▶ _Supplied data_
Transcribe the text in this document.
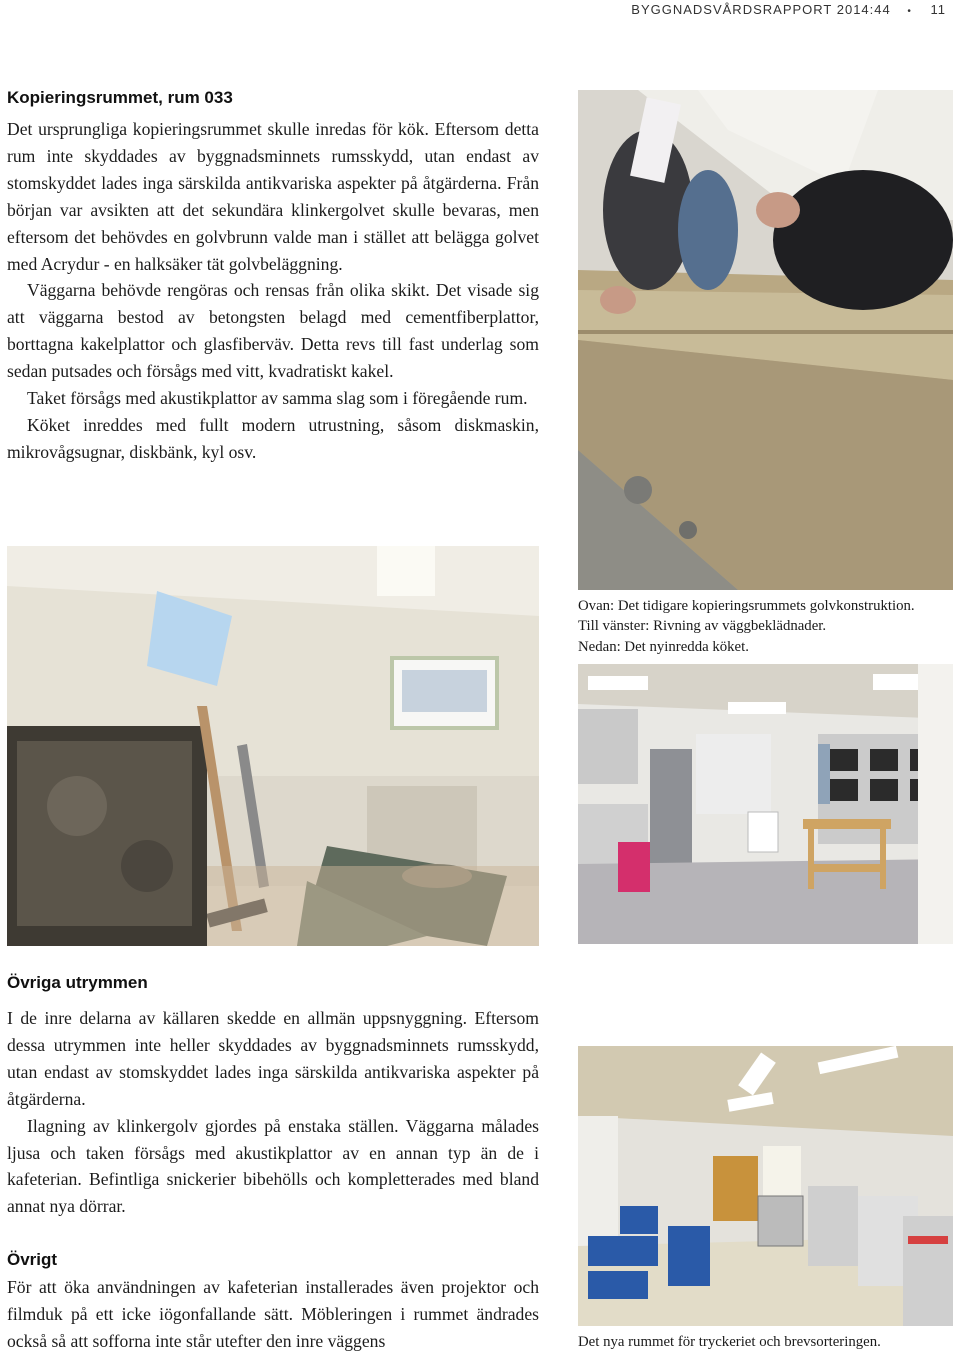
BYGGNADSVÅRDSRAPPORT 2014:44 • 11
Kopieringsrummet, rum 033

Det ursprungliga kopieringsrummet skulle inredas för kök. Eftersom detta rum inte skyddades av byggnadsminnets rumsskydd, utan endast av stomskyddet lades inga särskilda antikvariska aspekter på åtgärderna. Från början var avsikten att det sekundära klinkergolvet skulle bevaras, men eftersom det behövdes en golvbrunn valde man i stället att belägga golvet med Acrydur - en halksäker tät golvbeläggning.

Väggarna behövde rengöras och rensas från olika skikt. Det visade sig att väggarna bestod av betongsten belagd med cementfiberplattor, borttagna kakelplattor och glasfiberväv. Detta revs till fast underlag som sedan putsades och försågs med vitt, kvadratiskt kakel.

Taket försågs med akustikplattor av samma slag som i föregående rum.

Köket inreddes med fullt modern utrustning, såsom diskmaskin, mikrovågsugnar, diskbänk, kyl osv.

Ovan: Det tidigare kopieringsrummets golvkonstruktion.
Till vänster: Rivning av väggbeklädnader.
Nedan: Det nyinredda köket.
Övriga utrymmen

I de inre delarna av källaren skedde en allmän uppsnyggning. Eftersom dessa utrymmen inte heller skyddades av byggnadsminnets rumsskydd, utan endast av stomskyddet lades inga särskilda antikvariska aspekter på åtgärderna.

Ilagning av klinkergolv gjordes på enstaka ställen. Väggarna målades ljusa och taken försågs med akustikplattor av en annan typ än de i kafeterian. Befintliga snickerier bibehölls och kompletterades med bland annat nya dörrar.

Övrigt

För att öka användningen av kafeterian installerades även projektor och filmduk på ett icke iögonfallande sätt. Möbleringen i rummet ändrades också så att sofforna inte står utefter den inre väggens	Det nya rummet för tryckeriet och brevsorteringen.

▶ _Exercise objective_
Copy out every line of the listing that contains the string "akustikplattor".

▶ _Response_
Taket försågs med akustikplattor av samma slag som i föregående rum.
Ilagning av klinkergolv gjordes på enstaka ställen. Väggarna målades ljusa och taken försågs med akustikplattor av en annan typ än de i kafeterian. Befintliga snickerier bibehölls och kompletterades med bland annat nya dörrar.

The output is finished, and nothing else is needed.